_Exercise aim_
Quote the records that follow in full and exactly; leave out the pictures.
>> Start Material for the task
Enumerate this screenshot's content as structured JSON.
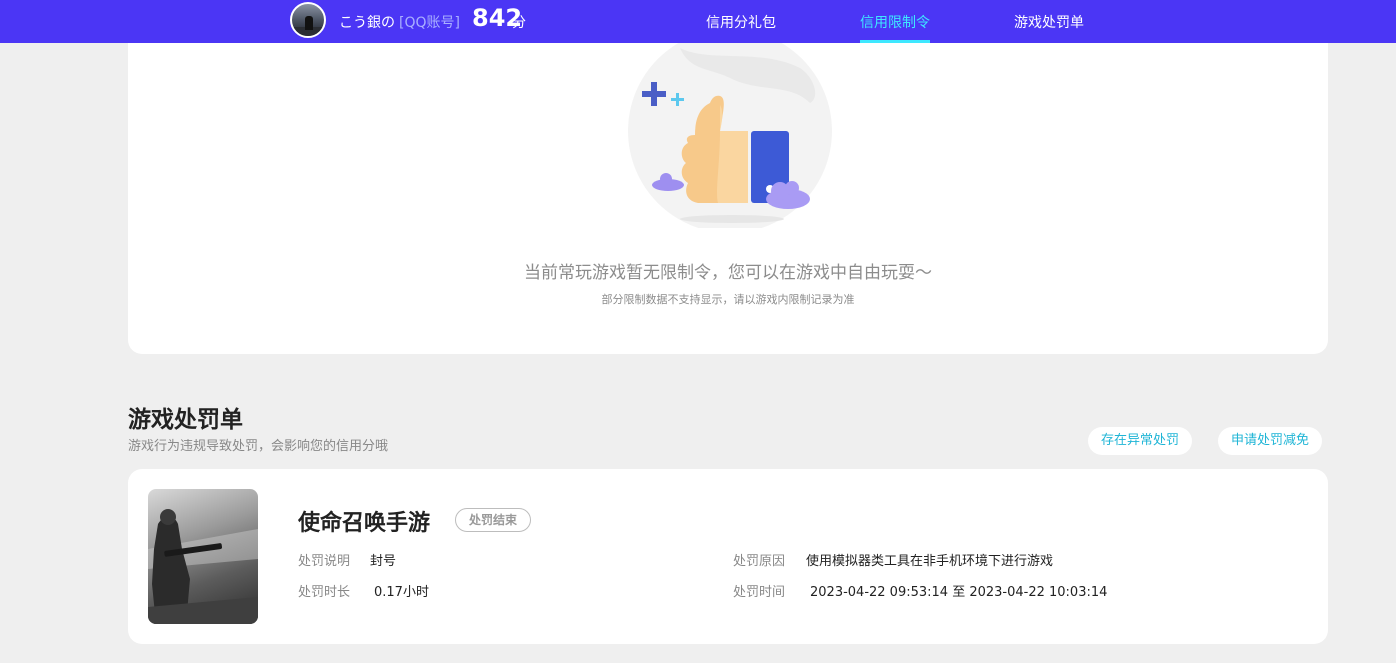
{
  "header": {
    "user_name": "こう銀の",
    "account_type": "[QQ账号]",
    "score": "842",
    "score_unit": "分",
    "tabs": [
      {
        "label": "信用分礼包",
        "active": false
      },
      {
        "label": "信用限制令",
        "active": true
      },
      {
        "label": "游戏处罚单",
        "active": false
      }
    ]
  },
  "restriction": {
    "empty_title": "当前常玩游戏暂无限制令，您可以在游戏中自由玩耍～",
    "empty_subtitle": "部分限制数据不支持显示，请以游戏内限制记录为准"
  },
  "penalty_section": {
    "title": "游戏处罚单",
    "description": "游戏行为违规导致处罚，会影响您的信用分哦",
    "buttons": {
      "abnormal": "存在异常处罚",
      "reduce": "申请处罚减免"
    },
    "records": [
      {
        "game": "使命召唤手游",
        "status": "处罚结束",
        "desc_label": "处罚说明",
        "desc_value": "封号",
        "duration_label": "处罚时长",
        "duration_value": "0.17小时",
        "reason_label": "处罚原因",
        "reason_value": "使用模拟器类工具在非手机环境下进行游戏",
        "time_label": "处罚时间",
        "time_value": "2023-04-22 09:53:14 至 2023-04-22 10:03:14"
      }
    ]
  },
  "colors": {
    "topbar": "#4b36f5",
    "active_tab": "#3ee8ff",
    "link": "#1fb5d6",
    "background": "#efefef"
  }
}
>> End Material for the task
_Written solution_
Enumerate this screenshot's content as structured JSON.
{
  "header": {
    "user_name": "こう銀の",
    "account_type": "[QQ账号]",
    "score": "842",
    "score_unit": "分",
    "tabs": [
      {
        "label": "信用分礼包",
        "active": false
      },
      {
        "label": "信用限制令",
        "active": true
      },
      {
        "label": "游戏处罚单",
        "active": false
      }
    ]
  },
  "restriction": {
    "empty_title": "当前常玩游戏暂无限制令，您可以在游戏中自由玩耍～",
    "empty_subtitle": "部分限制数据不支持显示，请以游戏内限制记录为准"
  },
  "penalty_section": {
    "title": "游戏处罚单",
    "description": "游戏行为违规导致处罚，会影响您的信用分哦",
    "buttons": {
      "abnormal": "存在异常处罚",
      "reduce": "申请处罚减免"
    },
    "records": [
      {
        "game": "使命召唤手游",
        "status": "处罚结束",
        "desc_label": "处罚说明",
        "desc_value": "封号",
        "duration_label": "处罚时长",
        "duration_value": "0.17小时",
        "reason_label": "处罚原因",
        "reason_value": "使用模拟器类工具在非手机环境下进行游戏",
        "time_label": "处罚时间",
        "time_value": "2023-04-22 09:53:14 至 2023-04-22 10:03:14"
      }
    ]
  },
  "colors": {
    "topbar": "#4b36f5",
    "active_tab": "#3ee8ff",
    "link": "#1fb5d6",
    "background": "#efefef"
  }
}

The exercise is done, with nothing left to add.